■ Input records

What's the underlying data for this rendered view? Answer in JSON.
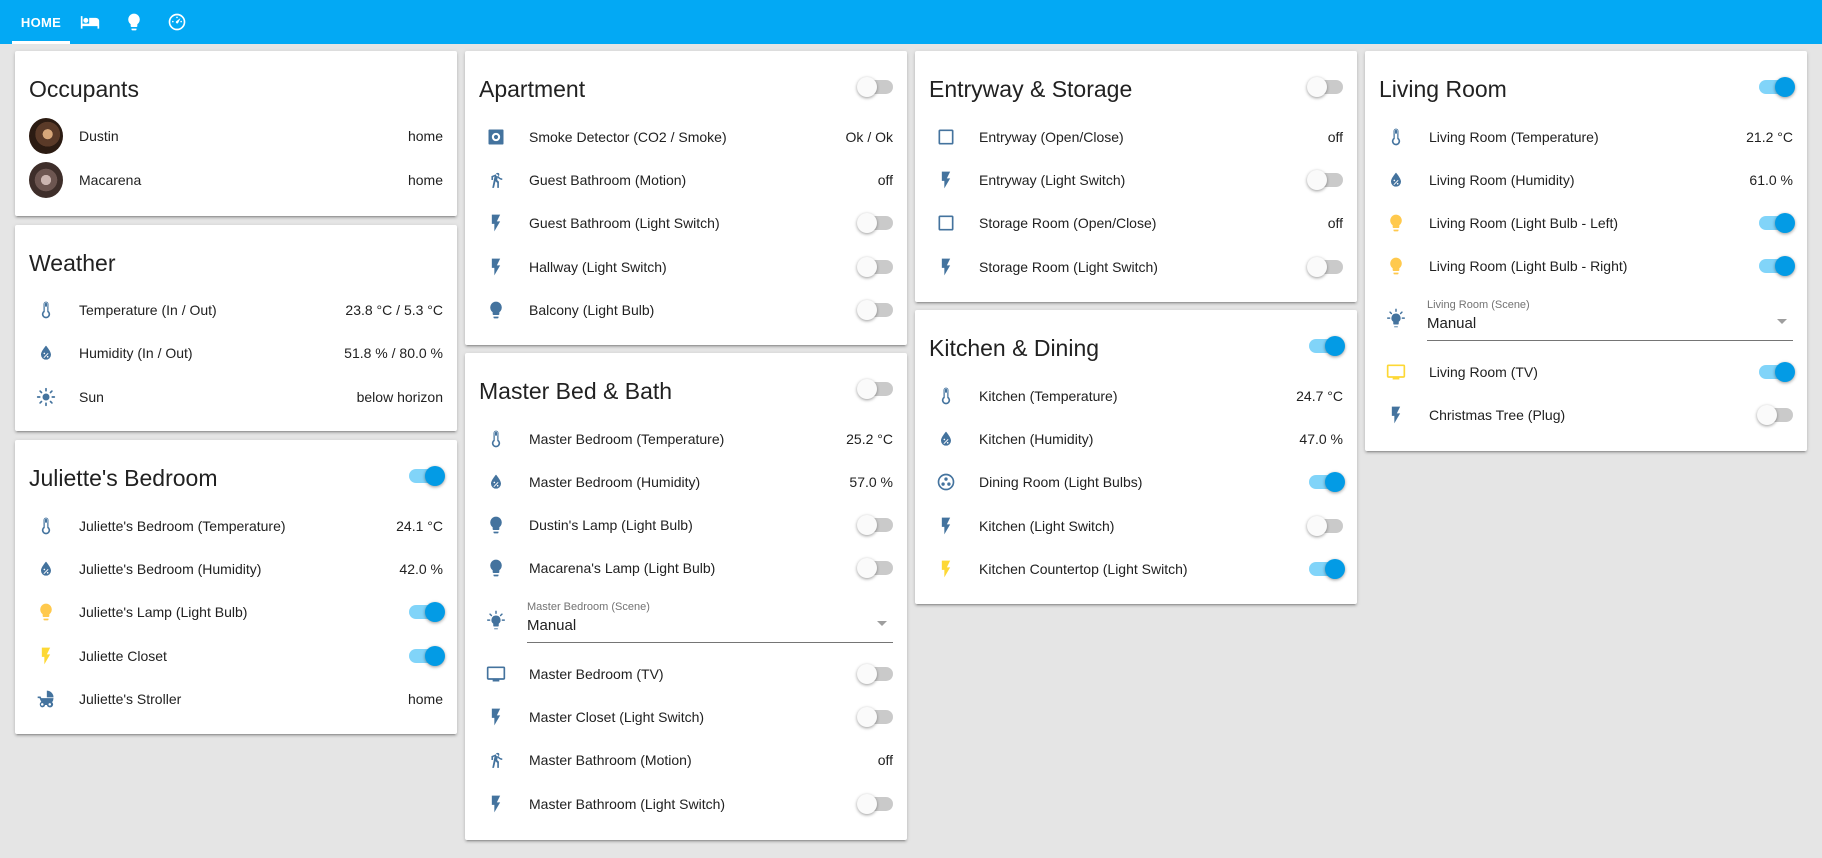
{
  "tabs": [
    {
      "label": "HOME",
      "active": true
    },
    {
      "icon": "bed-icon"
    },
    {
      "icon": "lightbulb-icon"
    },
    {
      "icon": "speedometer-icon"
    }
  ],
  "colors": {
    "header": "#03a9f4",
    "toggle_on": "#039be5",
    "icon_default": "#44739e",
    "icon_active": "#fdd835",
    "icon_bulb_on": "#ffc94d"
  },
  "occupants": {
    "title": "Occupants",
    "rows": [
      {
        "name": "Dustin",
        "state": "home"
      },
      {
        "name": "Macarena",
        "state": "home"
      }
    ]
  },
  "weather": {
    "title": "Weather",
    "rows": [
      {
        "name": "Temperature (In / Out)",
        "state": "23.8 °C / 5.3 °C",
        "icon": "thermometer-icon"
      },
      {
        "name": "Humidity (In / Out)",
        "state": "51.8 % / 80.0 %",
        "icon": "water-percent-icon"
      },
      {
        "name": "Sun",
        "state": "below horizon",
        "icon": "sun-icon"
      }
    ]
  },
  "juliette": {
    "title": "Juliette's Bedroom",
    "toggle": true,
    "rows": [
      {
        "name": "Juliette's Bedroom (Temperature)",
        "state": "24.1 °C",
        "icon": "thermometer-icon"
      },
      {
        "name": "Juliette's Bedroom (Humidity)",
        "state": "42.0 %",
        "icon": "water-percent-icon"
      },
      {
        "name": "Juliette's Lamp (Light Bulb)",
        "toggle": true,
        "icon": "lightbulb-icon"
      },
      {
        "name": "Juliette Closet",
        "toggle": true,
        "icon": "flash-icon"
      },
      {
        "name": "Juliette's Stroller",
        "state": "home",
        "icon": "baby-carriage-icon"
      }
    ]
  },
  "apartment": {
    "title": "Apartment",
    "toggle": false,
    "rows": [
      {
        "name": "Smoke Detector (CO2 / Smoke)",
        "state": "Ok / Ok",
        "icon": "smoke-detector-icon"
      },
      {
        "name": "Guest Bathroom (Motion)",
        "state": "off",
        "icon": "walk-icon"
      },
      {
        "name": "Guest Bathroom (Light Switch)",
        "toggle": false,
        "icon": "flash-icon"
      },
      {
        "name": "Hallway (Light Switch)",
        "toggle": false,
        "icon": "flash-icon"
      },
      {
        "name": "Balcony (Light Bulb)",
        "toggle": false,
        "icon": "lightbulb-icon"
      }
    ]
  },
  "master": {
    "title": "Master Bed & Bath",
    "toggle": false,
    "rows_top": [
      {
        "name": "Master Bedroom (Temperature)",
        "state": "25.2 °C",
        "icon": "thermometer-icon"
      },
      {
        "name": "Master Bedroom (Humidity)",
        "state": "57.0 %",
        "icon": "water-percent-icon"
      },
      {
        "name": "Dustin's Lamp (Light Bulb)",
        "toggle": false,
        "icon": "lightbulb-icon"
      },
      {
        "name": "Macarena's Lamp (Light Bulb)",
        "toggle": false,
        "icon": "lightbulb-icon"
      }
    ],
    "scene": {
      "label": "Master Bedroom (Scene)",
      "value": "Manual"
    },
    "rows_bottom": [
      {
        "name": "Master Bedroom (TV)",
        "toggle": false,
        "icon": "tv-icon"
      },
      {
        "name": "Master Closet (Light Switch)",
        "toggle": false,
        "icon": "flash-icon"
      },
      {
        "name": "Master Bathroom (Motion)",
        "state": "off",
        "icon": "walk-icon"
      },
      {
        "name": "Master Bathroom (Light Switch)",
        "toggle": false,
        "icon": "flash-icon"
      }
    ]
  },
  "entryway": {
    "title": "Entryway & Storage",
    "toggle": false,
    "rows": [
      {
        "name": "Entryway (Open/Close)",
        "state": "off",
        "icon": "checkbox-blank-icon"
      },
      {
        "name": "Entryway (Light Switch)",
        "toggle": false,
        "icon": "flash-icon"
      },
      {
        "name": "Storage Room (Open/Close)",
        "state": "off",
        "icon": "checkbox-blank-icon"
      },
      {
        "name": "Storage Room (Light Switch)",
        "toggle": false,
        "icon": "flash-icon"
      }
    ]
  },
  "kitchen": {
    "title": "Kitchen & Dining",
    "toggle": true,
    "rows": [
      {
        "name": "Kitchen (Temperature)",
        "state": "24.7 °C",
        "icon": "thermometer-icon"
      },
      {
        "name": "Kitchen (Humidity)",
        "state": "47.0 %",
        "icon": "water-percent-icon"
      },
      {
        "name": "Dining Room (Light Bulbs)",
        "toggle": true,
        "icon": "ceiling-light-icon"
      },
      {
        "name": "Kitchen (Light Switch)",
        "toggle": false,
        "icon": "flash-icon"
      },
      {
        "name": "Kitchen Countertop (Light Switch)",
        "toggle": true,
        "icon": "flash-icon"
      }
    ]
  },
  "living": {
    "title": "Living Room",
    "toggle": true,
    "rows_top": [
      {
        "name": "Living Room (Temperature)",
        "state": "21.2 °C",
        "icon": "thermometer-icon"
      },
      {
        "name": "Living Room (Humidity)",
        "state": "61.0 %",
        "icon": "water-percent-icon"
      },
      {
        "name": "Living Room (Light Bulb - Left)",
        "toggle": true,
        "icon": "lightbulb-icon"
      },
      {
        "name": "Living Room (Light Bulb - Right)",
        "toggle": true,
        "icon": "lightbulb-icon"
      }
    ],
    "scene": {
      "label": "Living Room (Scene)",
      "value": "Manual"
    },
    "rows_bottom": [
      {
        "name": "Living Room (TV)",
        "toggle": true,
        "icon": "tv-icon"
      },
      {
        "name": "Christmas Tree (Plug)",
        "toggle": false,
        "icon": "flash-icon"
      }
    ]
  }
}
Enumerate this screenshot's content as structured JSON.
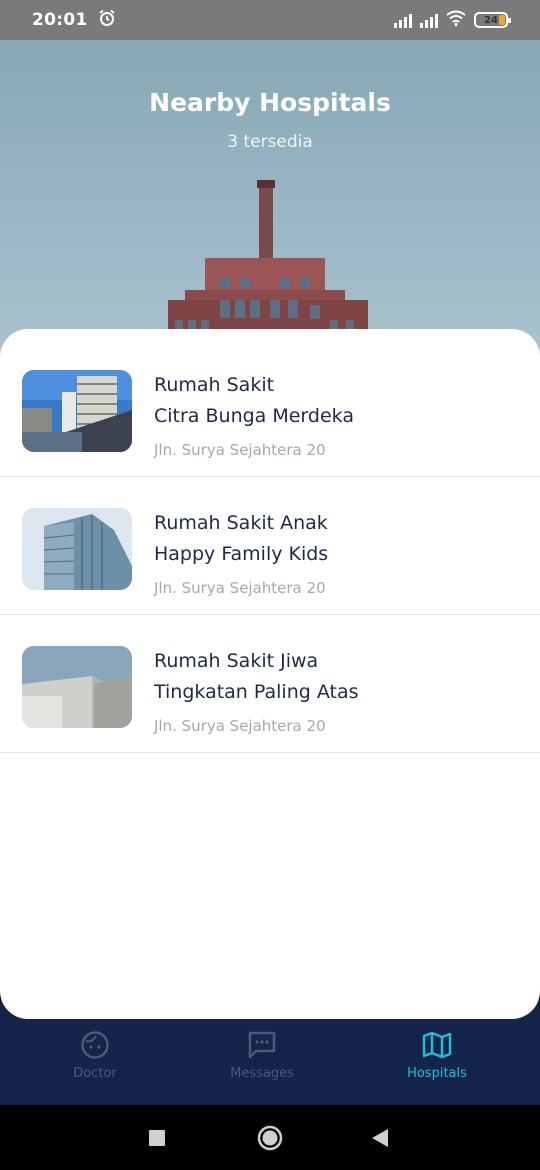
{
  "status": {
    "time": "20:01",
    "battery": "24",
    "icons": [
      "alarm-icon",
      "signal-icon",
      "signal-icon",
      "wifi-icon",
      "battery-icon"
    ]
  },
  "header": {
    "title": "Nearby Hospitals",
    "subtitle": "3 tersedia"
  },
  "hospitals": [
    {
      "name_line1": "Rumah Sakit",
      "name_line2": "Citra Bunga Merdeka",
      "address": "Jln. Surya Sejahtera 20"
    },
    {
      "name_line1": "Rumah Sakit Anak",
      "name_line2": "Happy Family Kids",
      "address": "Jln. Surya Sejahtera 20"
    },
    {
      "name_line1": "Rumah Sakit Jiwa",
      "name_line2": "Tingkatan Paling Atas",
      "address": "Jln. Surya Sejahtera 20"
    }
  ],
  "nav": {
    "items": [
      {
        "label": "Doctor",
        "icon": "face-icon",
        "active": false
      },
      {
        "label": "Messages",
        "icon": "chat-icon",
        "active": false
      },
      {
        "label": "Hospitals",
        "icon": "map-icon",
        "active": true
      }
    ]
  },
  "colors": {
    "nav_bg": "#14244a",
    "nav_active": "#1ec0d6",
    "nav_inactive": "#4a5a7a",
    "title_text": "#1f2a44",
    "sub_text": "#a3a9b3",
    "hero_bg": "#87a8b6"
  },
  "system_nav": [
    "recents-icon",
    "home-icon",
    "back-icon"
  ]
}
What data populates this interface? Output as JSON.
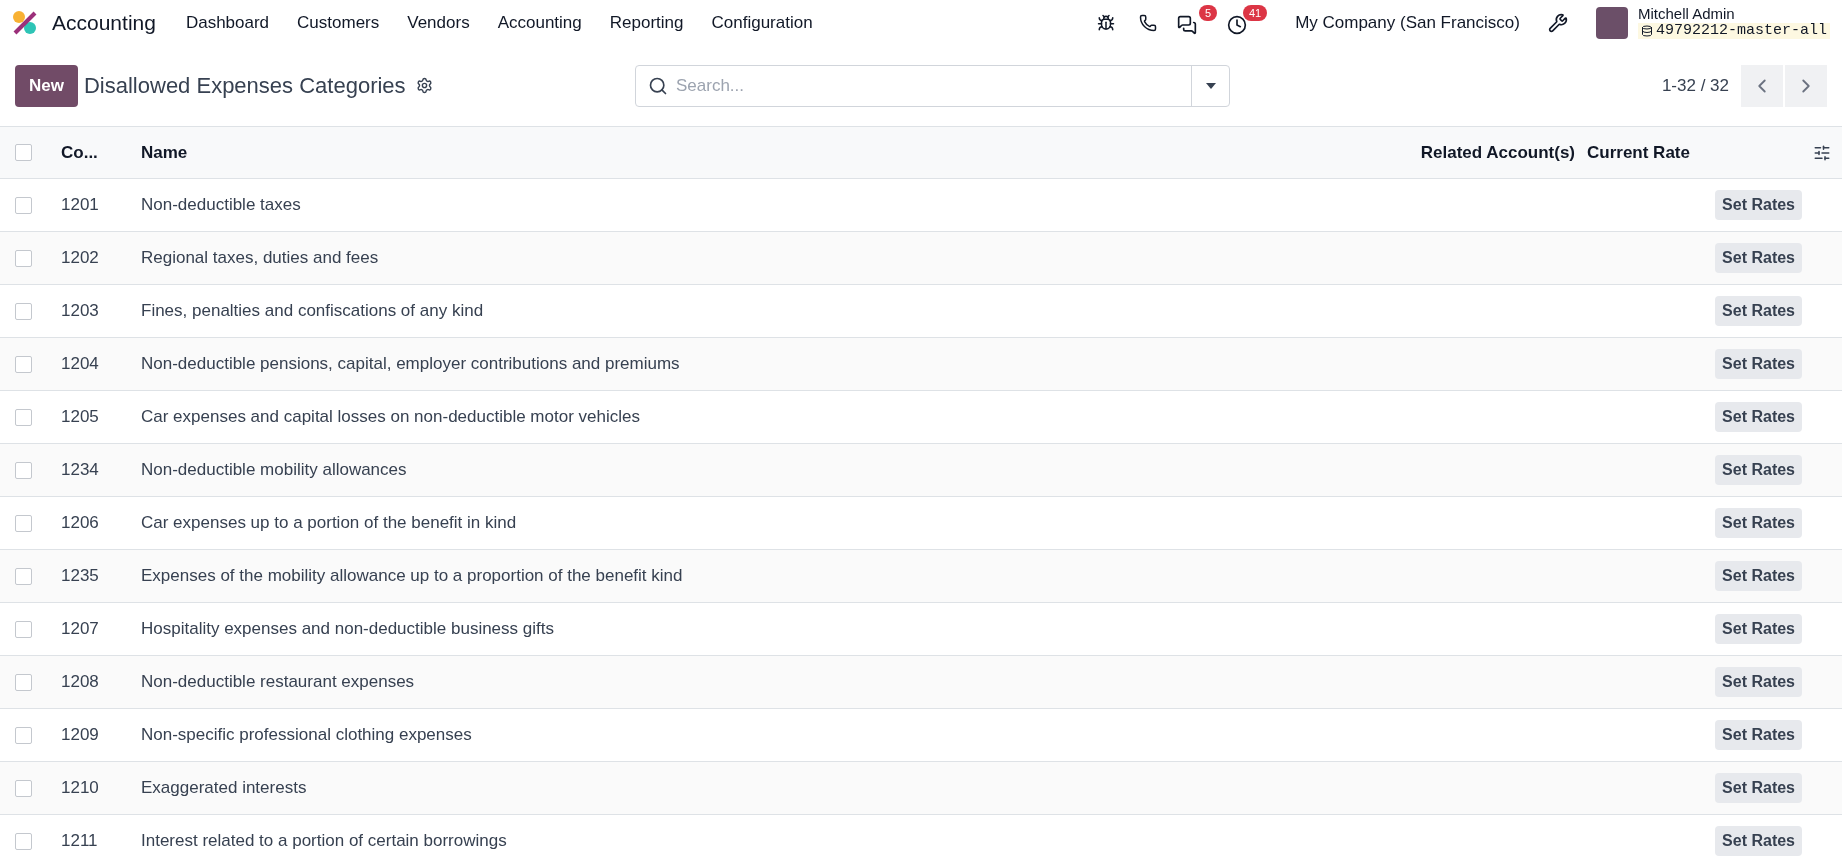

■ Instructions for the task
Respond with the number of lines containing "What" and no additional words.

■ Output below
2